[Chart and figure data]
------------------------------------------------
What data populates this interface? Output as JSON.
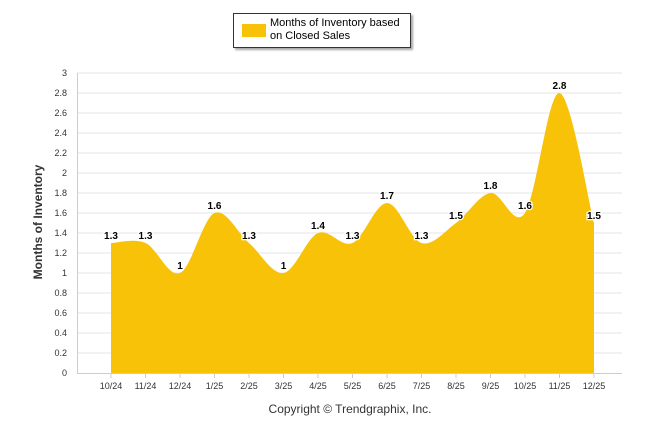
{
  "chart_data": {
    "type": "area",
    "title": "",
    "xlabel": "",
    "ylabel": "Months of Inventory",
    "categories": [
      "10/24",
      "11/24",
      "12/24",
      "1/25",
      "2/25",
      "3/25",
      "4/25",
      "5/25",
      "6/25",
      "7/25",
      "8/25",
      "9/25",
      "10/25",
      "11/25",
      "12/25"
    ],
    "series": [
      {
        "name": "Months of Inventory based on Closed Sales",
        "values": [
          1.3,
          1.3,
          1,
          1.6,
          1.3,
          1,
          1.4,
          1.3,
          1.7,
          1.3,
          1.5,
          1.8,
          1.6,
          2.8,
          1.5
        ]
      }
    ],
    "data_labels": [
      "1.3",
      "1.3",
      "1",
      "1.6",
      "1.3",
      "1",
      "1.4",
      "1.3",
      "1.7",
      "1.3",
      "1.5",
      "1.8",
      "1.6",
      "2.8",
      "1.5"
    ],
    "ylim": [
      0,
      3
    ],
    "yticks": [
      0,
      0.2,
      0.4,
      0.6,
      0.8,
      1,
      1.2,
      1.4,
      1.6,
      1.8,
      2,
      2.2,
      2.4,
      2.6,
      2.8,
      3
    ],
    "ytick_labels": [
      "0",
      "0.2",
      "0.4",
      "0.6",
      "0.8",
      "1",
      "1.2",
      "1.4",
      "1.6",
      "1.8",
      "2",
      "2.2",
      "2.4",
      "2.6",
      "2.8",
      "3"
    ],
    "grid": true,
    "legend_position": "top-center",
    "colors": {
      "area": "#F7C207",
      "grid": "#E6E6E6",
      "axis": "#C0D0E0"
    }
  },
  "legend": {
    "label": "Months of Inventory based on Closed Sales"
  },
  "footer": {
    "copyright": "Copyright © Trendgraphix, Inc."
  }
}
------------------------------------------------
Pictures are excluded; output everything else in the data verbatim.

**IN RESPONSE:**
What data populates this interface? Output as JSON.
{
  "chart_data": {
    "type": "area",
    "title": "",
    "xlabel": "",
    "ylabel": "Months of Inventory",
    "categories": [
      "10/24",
      "11/24",
      "12/24",
      "1/25",
      "2/25",
      "3/25",
      "4/25",
      "5/25",
      "6/25",
      "7/25",
      "8/25",
      "9/25",
      "10/25",
      "11/25",
      "12/25"
    ],
    "series": [
      {
        "name": "Months of Inventory based on Closed Sales",
        "values": [
          1.3,
          1.3,
          1,
          1.6,
          1.3,
          1,
          1.4,
          1.3,
          1.7,
          1.3,
          1.5,
          1.8,
          1.6,
          2.8,
          1.5
        ]
      }
    ],
    "data_labels": [
      "1.3",
      "1.3",
      "1",
      "1.6",
      "1.3",
      "1",
      "1.4",
      "1.3",
      "1.7",
      "1.3",
      "1.5",
      "1.8",
      "1.6",
      "2.8",
      "1.5"
    ],
    "ylim": [
      0,
      3
    ],
    "yticks": [
      0,
      0.2,
      0.4,
      0.6,
      0.8,
      1,
      1.2,
      1.4,
      1.6,
      1.8,
      2,
      2.2,
      2.4,
      2.6,
      2.8,
      3
    ],
    "ytick_labels": [
      "0",
      "0.2",
      "0.4",
      "0.6",
      "0.8",
      "1",
      "1.2",
      "1.4",
      "1.6",
      "1.8",
      "2",
      "2.2",
      "2.4",
      "2.6",
      "2.8",
      "3"
    ],
    "grid": true,
    "legend_position": "top-center",
    "colors": {
      "area": "#F7C207",
      "grid": "#E6E6E6",
      "axis": "#C0D0E0"
    }
  },
  "legend": {
    "label": "Months of Inventory based on Closed Sales"
  },
  "footer": {
    "copyright": "Copyright © Trendgraphix, Inc."
  }
}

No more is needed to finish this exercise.